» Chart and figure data
┄┄┄┄┄┄┄┄┄┄

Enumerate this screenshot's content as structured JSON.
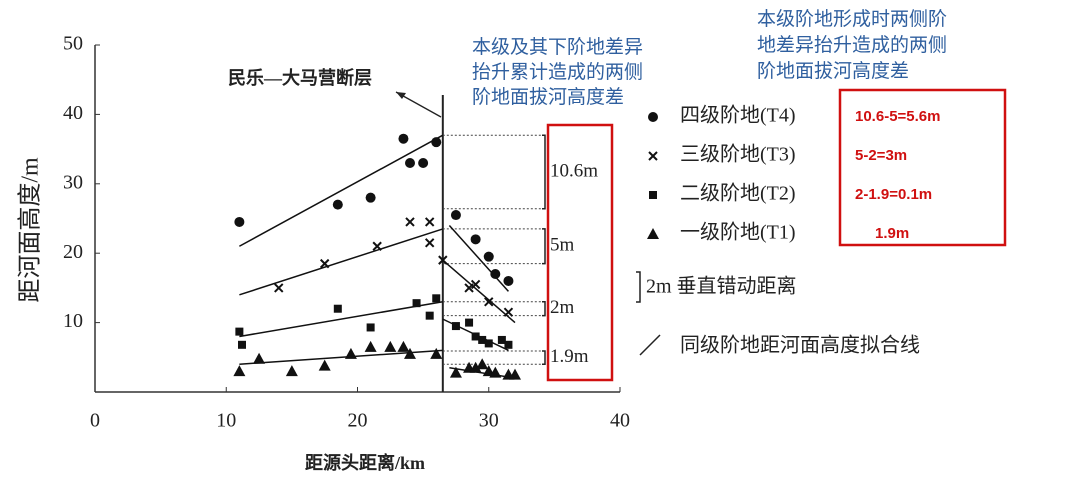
{
  "chart_data": {
    "type": "scatter",
    "xlabel": "距源头距离/km",
    "ylabel": "距河面高度/m",
    "xlim": [
      0,
      40
    ],
    "xticks": [
      0,
      10,
      20,
      30,
      40
    ],
    "ylim": [
      0,
      50
    ],
    "yticks": [
      10,
      20,
      30,
      40,
      50
    ],
    "fault_label": "民乐—大马营断层",
    "fault_x": 26.5,
    "series": [
      {
        "name": "四级阶地(T4)",
        "note": "10.6-5=5.6m",
        "marker": "circle",
        "color": "#111111",
        "x": [
          11,
          18.5,
          21,
          23.5,
          24,
          25,
          26,
          27.5,
          29,
          30,
          30.5,
          31.5
        ],
        "values": [
          24.5,
          27,
          28,
          36.5,
          33,
          33,
          36,
          25.5,
          22,
          19.5,
          17,
          16
        ],
        "fit_x": [
          [
            11,
            26.5
          ],
          [
            27,
            31.5
          ]
        ],
        "fit_y": [
          [
            21,
            37
          ],
          [
            24,
            14.5
          ]
        ]
      },
      {
        "name": "三级阶地(T3)",
        "note": "5-2=3m",
        "marker": "cross",
        "color": "#111111",
        "x": [
          14,
          17.5,
          21.5,
          24,
          25.5,
          25.5,
          26.5,
          28.5,
          29,
          30,
          31.5
        ],
        "values": [
          15,
          18.5,
          21,
          24.5,
          24.5,
          21.5,
          19,
          15,
          15.5,
          13,
          11.5
        ],
        "fit_x": [
          [
            11,
            26.5
          ],
          [
            26.5,
            32
          ]
        ],
        "fit_y": [
          [
            14,
            23.5
          ],
          [
            19,
            10
          ]
        ]
      },
      {
        "name": "二级阶地(T2)",
        "note": "2-1.9=0.1m",
        "marker": "square",
        "color": "#111111",
        "x": [
          11,
          11.2,
          18.5,
          21,
          24.5,
          25.5,
          26,
          27.5,
          28.5,
          29,
          29.5,
          30,
          31,
          31.5
        ],
        "values": [
          8.7,
          6.8,
          12,
          9.3,
          12.8,
          11,
          13.5,
          9.5,
          10,
          8,
          7.5,
          7,
          7.5,
          6.8
        ],
        "fit_x": [
          [
            11,
            26.5
          ],
          [
            26.5,
            31.5
          ]
        ],
        "fit_y": [
          [
            8,
            13
          ],
          [
            10.5,
            6
          ]
        ]
      },
      {
        "name": "一级阶地(T1)",
        "note": "1.9m",
        "marker": "triangle",
        "color": "#111111",
        "x": [
          11,
          12.5,
          15,
          17.5,
          19.5,
          21,
          22.5,
          23.5,
          24,
          26,
          27.5,
          28.5,
          29,
          29.5,
          30,
          30.5,
          31.5,
          32
        ],
        "values": [
          3,
          4.8,
          3,
          3.8,
          5.5,
          6.5,
          6.5,
          6.5,
          5.5,
          5.5,
          2.8,
          3.5,
          3.5,
          4,
          3,
          2.8,
          2.5,
          2.5
        ],
        "fit_x": [
          [
            11,
            26.5
          ],
          [
            27,
            32
          ]
        ],
        "fit_y": [
          [
            4,
            6
          ],
          [
            3.5,
            2
          ]
        ]
      }
    ],
    "offsets": [
      {
        "label": "10.6m",
        "top": 37,
        "bottom": 26.4
      },
      {
        "label": "5m",
        "top": 23.5,
        "bottom": 18.5
      },
      {
        "label": "2m",
        "top": 13,
        "bottom": 11
      },
      {
        "label": "1.9m",
        "top": 5.9,
        "bottom": 4
      }
    ],
    "legend_extra": [
      "2m 垂直错动距离",
      "同级阶地距河面高度拟合线"
    ],
    "annotation_left": [
      "本级及其下阶地差异",
      "抬升累计造成的两侧",
      "阶地面拔河高度差"
    ],
    "annotation_right": [
      "本级阶地形成时两侧阶",
      "地差异抬升造成的两侧",
      "阶地面拔河高度差"
    ]
  }
}
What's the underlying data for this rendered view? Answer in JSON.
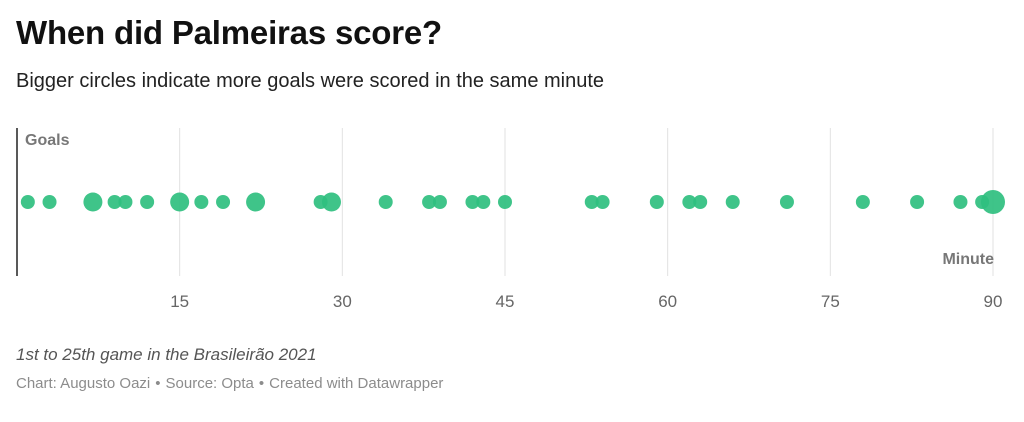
{
  "title": "When did Palmeiras score?",
  "subtitle": "Bigger circles indicate more goals were scored in the same minute",
  "notes": "1st to 25th game in the Brasileirão 2021",
  "credits": {
    "chart": "Chart: Augusto Oazi",
    "source": "Source: Opta",
    "tool": "Created with Datawrapper",
    "separator": "•"
  },
  "chart_data": {
    "type": "scatter",
    "ylabel": "Goals",
    "xlabel": "Minute",
    "xlim": [
      0,
      90
    ],
    "xticks": [
      15,
      30,
      45,
      60,
      75,
      90
    ],
    "grid": true,
    "color": "#2fbf7f",
    "points": [
      {
        "x": 1,
        "goals": 1
      },
      {
        "x": 3,
        "goals": 1
      },
      {
        "x": 7,
        "goals": 2
      },
      {
        "x": 9,
        "goals": 1
      },
      {
        "x": 10,
        "goals": 1
      },
      {
        "x": 12,
        "goals": 1
      },
      {
        "x": 15,
        "goals": 2
      },
      {
        "x": 17,
        "goals": 1
      },
      {
        "x": 19,
        "goals": 1
      },
      {
        "x": 22,
        "goals": 2
      },
      {
        "x": 28,
        "goals": 1
      },
      {
        "x": 29,
        "goals": 2
      },
      {
        "x": 34,
        "goals": 1
      },
      {
        "x": 38,
        "goals": 1
      },
      {
        "x": 39,
        "goals": 1
      },
      {
        "x": 42,
        "goals": 1
      },
      {
        "x": 43,
        "goals": 1
      },
      {
        "x": 45,
        "goals": 1
      },
      {
        "x": 53,
        "goals": 1
      },
      {
        "x": 54,
        "goals": 1
      },
      {
        "x": 59,
        "goals": 1
      },
      {
        "x": 62,
        "goals": 1
      },
      {
        "x": 63,
        "goals": 1
      },
      {
        "x": 66,
        "goals": 1
      },
      {
        "x": 71,
        "goals": 1
      },
      {
        "x": 78,
        "goals": 1
      },
      {
        "x": 83,
        "goals": 1
      },
      {
        "x": 87,
        "goals": 1
      },
      {
        "x": 89,
        "goals": 1
      },
      {
        "x": 90,
        "goals": 3
      }
    ]
  }
}
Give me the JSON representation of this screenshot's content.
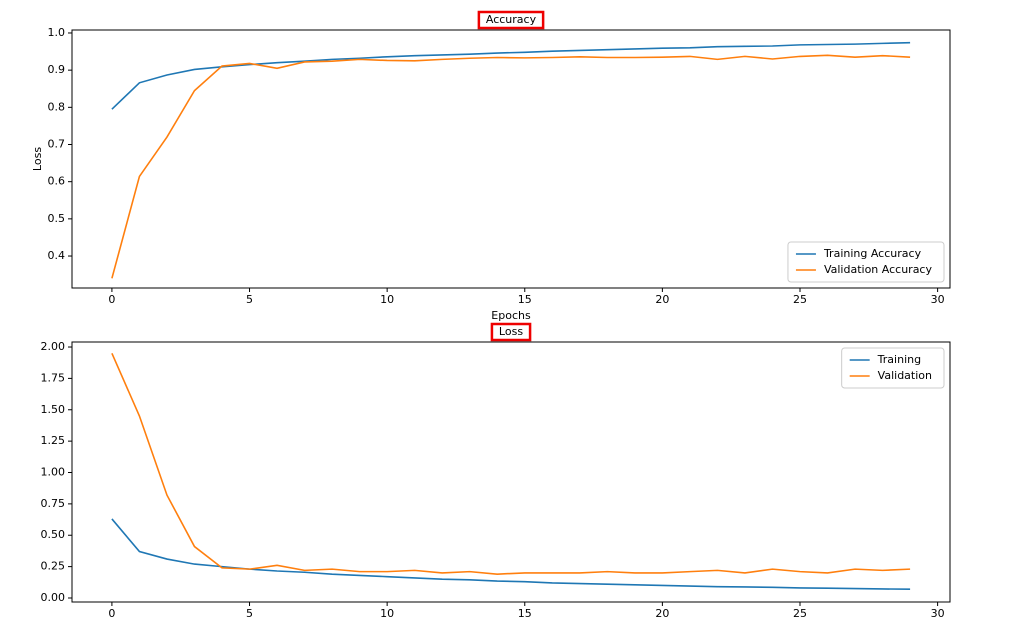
{
  "chart_data": [
    {
      "type": "line",
      "title": "Accuracy",
      "xlabel": "Epochs",
      "ylabel": "Loss",
      "x": [
        0,
        1,
        2,
        3,
        4,
        5,
        6,
        7,
        8,
        9,
        10,
        11,
        12,
        13,
        14,
        15,
        16,
        17,
        18,
        19,
        20,
        21,
        22,
        23,
        24,
        25,
        26,
        27,
        28,
        29
      ],
      "series": [
        {
          "name": "Training Accuracy",
          "color": "#1f77b4",
          "values": [
            0.795,
            0.866,
            0.887,
            0.902,
            0.909,
            0.915,
            0.92,
            0.924,
            0.929,
            0.932,
            0.936,
            0.939,
            0.941,
            0.943,
            0.946,
            0.948,
            0.951,
            0.953,
            0.955,
            0.957,
            0.959,
            0.96,
            0.963,
            0.964,
            0.965,
            0.968,
            0.969,
            0.97,
            0.972,
            0.974
          ]
        },
        {
          "name": "Validation Accuracy",
          "color": "#ff7f0e",
          "values": [
            0.34,
            0.614,
            0.72,
            0.845,
            0.911,
            0.918,
            0.905,
            0.922,
            0.924,
            0.929,
            0.926,
            0.925,
            0.929,
            0.932,
            0.934,
            0.933,
            0.934,
            0.936,
            0.934,
            0.934,
            0.935,
            0.937,
            0.929,
            0.937,
            0.93,
            0.937,
            0.94,
            0.935,
            0.939,
            0.935
          ]
        }
      ],
      "xlim": [
        -1.45,
        30.45
      ],
      "xticks": [
        0,
        5,
        10,
        15,
        20,
        25,
        30
      ],
      "ylim": [
        0.314,
        1.008
      ],
      "yticks": [
        0.4,
        0.5,
        0.6,
        0.7,
        0.8,
        0.9,
        {
          "value": 1,
          "label": "1.0"
        }
      ],
      "legend": "lower right"
    },
    {
      "type": "line",
      "title": "Loss",
      "x": [
        0,
        1,
        2,
        3,
        4,
        5,
        6,
        7,
        8,
        9,
        10,
        11,
        12,
        13,
        14,
        15,
        16,
        17,
        18,
        19,
        20,
        21,
        22,
        23,
        24,
        25,
        26,
        27,
        28,
        29
      ],
      "series": [
        {
          "name": "Training",
          "color": "#1f77b4",
          "values": [
            0.63,
            0.37,
            0.31,
            0.27,
            0.25,
            0.23,
            0.215,
            0.205,
            0.19,
            0.18,
            0.17,
            0.16,
            0.15,
            0.145,
            0.135,
            0.13,
            0.12,
            0.115,
            0.11,
            0.105,
            0.1,
            0.095,
            0.09,
            0.088,
            0.085,
            0.08,
            0.078,
            0.075,
            0.072,
            0.07
          ]
        },
        {
          "name": "Validation",
          "color": "#ff7f0e",
          "values": [
            1.95,
            1.45,
            0.82,
            0.41,
            0.24,
            0.23,
            0.26,
            0.22,
            0.23,
            0.21,
            0.21,
            0.22,
            0.2,
            0.21,
            0.19,
            0.2,
            0.2,
            0.2,
            0.21,
            0.2,
            0.2,
            0.21,
            0.22,
            0.2,
            0.23,
            0.21,
            0.2,
            0.23,
            0.22,
            0.23
          ]
        }
      ],
      "xlim": [
        -1.45,
        30.45
      ],
      "xticks": [
        0,
        5,
        10,
        15,
        20,
        25,
        30
      ],
      "ylim": [
        -0.032,
        2.04
      ],
      "yticks": [
        {
          "value": 0,
          "label": "0.00"
        },
        {
          "value": 0.25,
          "label": "0.25"
        },
        {
          "value": 0.5,
          "label": "0.50"
        },
        {
          "value": 0.75,
          "label": "0.75"
        },
        {
          "value": 1,
          "label": "1.00"
        },
        {
          "value": 1.25,
          "label": "1.25"
        },
        {
          "value": 1.5,
          "label": "1.50"
        },
        {
          "value": 1.75,
          "label": "1.75"
        },
        {
          "value": 2,
          "label": "2.00"
        }
      ],
      "legend": "upper right"
    }
  ]
}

┄┄┄┄┄┄┄┄┄┄

» Short exercise
Within the listing above, find every line containing the string "JSON" and return it.

» Correct response
Enumerate this screenshot's content as structured JSON.
What's the underlying data for this rendered view? Answer in JSON.
Give me the JSON representation of this screenshot's content.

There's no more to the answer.